### Brief
Rewrite the data from its first line through the line containing "inset-bracket: [834, 785, 1263, 802]", inclusive, substituting "ILLUSTRATION NO." for "ILLUST NO." and leaving everything else unchanged. Reproduce only those lines.

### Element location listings
============

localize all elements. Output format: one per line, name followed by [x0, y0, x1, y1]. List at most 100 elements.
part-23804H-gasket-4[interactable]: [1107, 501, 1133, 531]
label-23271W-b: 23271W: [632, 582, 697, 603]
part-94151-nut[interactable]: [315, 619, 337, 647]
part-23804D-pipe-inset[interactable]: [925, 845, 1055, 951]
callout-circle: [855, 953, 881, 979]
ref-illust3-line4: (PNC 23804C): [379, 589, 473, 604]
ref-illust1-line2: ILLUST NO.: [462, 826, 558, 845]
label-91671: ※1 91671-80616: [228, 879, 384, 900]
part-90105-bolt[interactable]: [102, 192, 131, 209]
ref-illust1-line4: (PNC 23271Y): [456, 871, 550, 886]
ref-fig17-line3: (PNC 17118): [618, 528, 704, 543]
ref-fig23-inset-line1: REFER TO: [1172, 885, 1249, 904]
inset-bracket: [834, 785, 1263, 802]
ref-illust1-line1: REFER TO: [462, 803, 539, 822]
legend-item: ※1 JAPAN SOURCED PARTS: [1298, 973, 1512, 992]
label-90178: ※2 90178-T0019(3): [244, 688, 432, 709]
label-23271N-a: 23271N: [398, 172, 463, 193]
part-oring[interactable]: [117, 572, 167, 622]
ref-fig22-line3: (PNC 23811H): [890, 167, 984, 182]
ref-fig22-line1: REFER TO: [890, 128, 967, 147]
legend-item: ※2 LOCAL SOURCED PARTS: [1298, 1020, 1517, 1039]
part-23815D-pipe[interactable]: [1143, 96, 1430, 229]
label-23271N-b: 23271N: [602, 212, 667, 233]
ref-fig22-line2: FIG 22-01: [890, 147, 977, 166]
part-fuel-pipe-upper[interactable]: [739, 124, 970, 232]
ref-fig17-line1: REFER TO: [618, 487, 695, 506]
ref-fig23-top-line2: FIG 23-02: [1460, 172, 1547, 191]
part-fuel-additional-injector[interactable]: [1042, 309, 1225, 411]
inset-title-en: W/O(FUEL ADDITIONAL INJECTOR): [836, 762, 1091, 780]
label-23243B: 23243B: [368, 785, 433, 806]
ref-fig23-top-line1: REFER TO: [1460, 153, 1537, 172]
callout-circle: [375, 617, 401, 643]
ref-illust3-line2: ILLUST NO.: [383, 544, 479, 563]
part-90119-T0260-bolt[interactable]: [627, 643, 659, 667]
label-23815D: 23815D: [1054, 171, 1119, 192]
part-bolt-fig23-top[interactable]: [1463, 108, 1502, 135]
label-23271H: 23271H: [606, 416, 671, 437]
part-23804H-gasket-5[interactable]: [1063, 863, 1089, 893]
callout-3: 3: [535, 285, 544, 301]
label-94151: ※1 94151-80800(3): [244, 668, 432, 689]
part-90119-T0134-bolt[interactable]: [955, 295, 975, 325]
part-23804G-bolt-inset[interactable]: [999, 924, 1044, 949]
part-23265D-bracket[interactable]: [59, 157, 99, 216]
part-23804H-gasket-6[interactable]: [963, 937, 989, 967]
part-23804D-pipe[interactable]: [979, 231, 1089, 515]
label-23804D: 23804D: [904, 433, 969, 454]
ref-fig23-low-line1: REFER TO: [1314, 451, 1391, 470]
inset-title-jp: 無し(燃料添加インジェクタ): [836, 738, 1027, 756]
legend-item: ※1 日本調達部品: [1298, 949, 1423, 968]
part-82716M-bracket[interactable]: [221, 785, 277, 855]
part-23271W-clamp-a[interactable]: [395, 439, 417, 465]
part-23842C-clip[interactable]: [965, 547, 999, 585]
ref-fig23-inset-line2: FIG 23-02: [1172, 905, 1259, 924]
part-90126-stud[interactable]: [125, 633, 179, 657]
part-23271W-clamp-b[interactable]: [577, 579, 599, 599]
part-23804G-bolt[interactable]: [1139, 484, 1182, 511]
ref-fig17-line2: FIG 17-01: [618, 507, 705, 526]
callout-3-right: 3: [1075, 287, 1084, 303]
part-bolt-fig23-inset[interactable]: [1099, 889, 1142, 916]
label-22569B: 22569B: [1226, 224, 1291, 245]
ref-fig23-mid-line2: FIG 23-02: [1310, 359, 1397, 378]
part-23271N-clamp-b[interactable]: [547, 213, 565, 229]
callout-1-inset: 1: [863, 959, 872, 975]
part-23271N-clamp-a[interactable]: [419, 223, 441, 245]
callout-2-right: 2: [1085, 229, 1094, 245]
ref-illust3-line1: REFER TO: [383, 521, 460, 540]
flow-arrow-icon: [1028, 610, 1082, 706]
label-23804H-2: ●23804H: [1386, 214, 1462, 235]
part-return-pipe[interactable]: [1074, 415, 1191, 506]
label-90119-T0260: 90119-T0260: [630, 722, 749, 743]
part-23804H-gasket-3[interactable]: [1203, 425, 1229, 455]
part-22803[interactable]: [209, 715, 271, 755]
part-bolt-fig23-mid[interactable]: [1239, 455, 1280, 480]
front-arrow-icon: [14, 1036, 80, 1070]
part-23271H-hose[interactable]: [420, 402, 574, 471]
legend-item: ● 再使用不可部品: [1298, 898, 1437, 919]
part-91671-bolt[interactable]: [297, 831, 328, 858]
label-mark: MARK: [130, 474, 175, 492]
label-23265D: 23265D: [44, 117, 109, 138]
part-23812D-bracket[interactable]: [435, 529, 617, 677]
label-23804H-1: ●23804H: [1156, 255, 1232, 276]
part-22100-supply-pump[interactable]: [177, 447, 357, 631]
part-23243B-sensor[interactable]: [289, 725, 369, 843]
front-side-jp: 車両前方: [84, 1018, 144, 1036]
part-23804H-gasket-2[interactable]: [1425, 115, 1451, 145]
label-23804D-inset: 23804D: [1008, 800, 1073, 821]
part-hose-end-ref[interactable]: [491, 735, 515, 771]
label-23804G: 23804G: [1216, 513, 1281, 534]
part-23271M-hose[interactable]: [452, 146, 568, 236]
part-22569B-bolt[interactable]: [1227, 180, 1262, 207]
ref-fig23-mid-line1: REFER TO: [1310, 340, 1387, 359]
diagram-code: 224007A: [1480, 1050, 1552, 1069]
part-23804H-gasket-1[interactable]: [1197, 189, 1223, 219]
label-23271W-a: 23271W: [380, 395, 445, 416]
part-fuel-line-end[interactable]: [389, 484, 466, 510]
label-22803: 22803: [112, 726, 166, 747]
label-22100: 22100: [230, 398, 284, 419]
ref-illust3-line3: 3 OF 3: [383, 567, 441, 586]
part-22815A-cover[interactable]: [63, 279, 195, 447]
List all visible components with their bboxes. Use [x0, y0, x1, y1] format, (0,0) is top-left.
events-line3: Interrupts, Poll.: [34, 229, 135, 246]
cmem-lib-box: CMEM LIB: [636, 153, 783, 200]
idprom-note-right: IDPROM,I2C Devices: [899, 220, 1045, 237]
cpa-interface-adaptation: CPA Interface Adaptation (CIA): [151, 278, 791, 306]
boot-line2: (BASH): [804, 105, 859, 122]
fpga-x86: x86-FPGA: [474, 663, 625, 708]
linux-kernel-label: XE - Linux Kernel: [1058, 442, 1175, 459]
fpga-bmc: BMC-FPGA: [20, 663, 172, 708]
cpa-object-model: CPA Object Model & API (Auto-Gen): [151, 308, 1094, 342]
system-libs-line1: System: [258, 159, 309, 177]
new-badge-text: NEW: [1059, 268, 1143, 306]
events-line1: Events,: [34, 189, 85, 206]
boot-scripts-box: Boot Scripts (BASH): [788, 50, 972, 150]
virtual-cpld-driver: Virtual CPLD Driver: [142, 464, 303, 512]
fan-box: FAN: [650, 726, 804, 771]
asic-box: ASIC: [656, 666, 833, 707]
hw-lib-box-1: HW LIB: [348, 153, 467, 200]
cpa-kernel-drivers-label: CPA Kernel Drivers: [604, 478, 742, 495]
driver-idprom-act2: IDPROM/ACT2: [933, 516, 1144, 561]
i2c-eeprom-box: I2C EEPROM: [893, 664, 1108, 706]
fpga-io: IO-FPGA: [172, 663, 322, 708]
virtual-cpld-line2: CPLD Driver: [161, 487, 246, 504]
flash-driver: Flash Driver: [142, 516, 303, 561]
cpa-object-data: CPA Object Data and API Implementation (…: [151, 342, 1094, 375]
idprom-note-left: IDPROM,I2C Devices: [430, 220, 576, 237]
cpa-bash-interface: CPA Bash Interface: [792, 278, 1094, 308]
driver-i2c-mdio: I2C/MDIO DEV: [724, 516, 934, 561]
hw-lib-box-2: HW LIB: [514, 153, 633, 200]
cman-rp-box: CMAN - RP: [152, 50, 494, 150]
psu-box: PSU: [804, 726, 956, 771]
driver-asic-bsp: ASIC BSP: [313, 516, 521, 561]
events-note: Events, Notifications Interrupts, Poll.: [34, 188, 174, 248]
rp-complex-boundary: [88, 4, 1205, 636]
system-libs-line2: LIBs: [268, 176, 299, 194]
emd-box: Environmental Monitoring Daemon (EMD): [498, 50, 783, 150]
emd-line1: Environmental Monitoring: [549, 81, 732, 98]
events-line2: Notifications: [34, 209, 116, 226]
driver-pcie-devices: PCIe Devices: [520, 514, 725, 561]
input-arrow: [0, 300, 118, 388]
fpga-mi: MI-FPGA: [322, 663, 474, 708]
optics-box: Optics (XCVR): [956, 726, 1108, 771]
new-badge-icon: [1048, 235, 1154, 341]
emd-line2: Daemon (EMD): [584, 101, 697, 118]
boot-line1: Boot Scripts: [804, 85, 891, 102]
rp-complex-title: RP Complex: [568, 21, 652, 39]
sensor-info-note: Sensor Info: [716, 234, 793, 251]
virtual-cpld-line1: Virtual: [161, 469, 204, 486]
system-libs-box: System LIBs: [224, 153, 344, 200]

============

### Full answer
localize all elements. Output format: one per line, name followed by [x0, y0, x1, y1]. List at most 100 elements.
part-23804H-gasket-4[interactable]: [1107, 501, 1133, 531]
label-23271W-b: 23271W: [632, 582, 697, 603]
part-94151-nut[interactable]: [315, 619, 337, 647]
part-23804D-pipe-inset[interactable]: [925, 845, 1055, 951]
callout-circle: [855, 953, 881, 979]
ref-illust3-line4: (PNC 23804C): [379, 589, 473, 604]
ref-illust1-line2: ILLUSTRATION NO.: [462, 826, 558, 845]
label-91671: ※1 91671-80616: [228, 879, 384, 900]
part-90105-bolt[interactable]: [102, 192, 131, 209]
ref-illust1-line4: (PNC 23271Y): [456, 871, 550, 886]
ref-fig17-line3: (PNC 17118): [618, 528, 704, 543]
ref-fig23-inset-line1: REFER TO: [1172, 885, 1249, 904]
inset-bracket: [834, 785, 1263, 802]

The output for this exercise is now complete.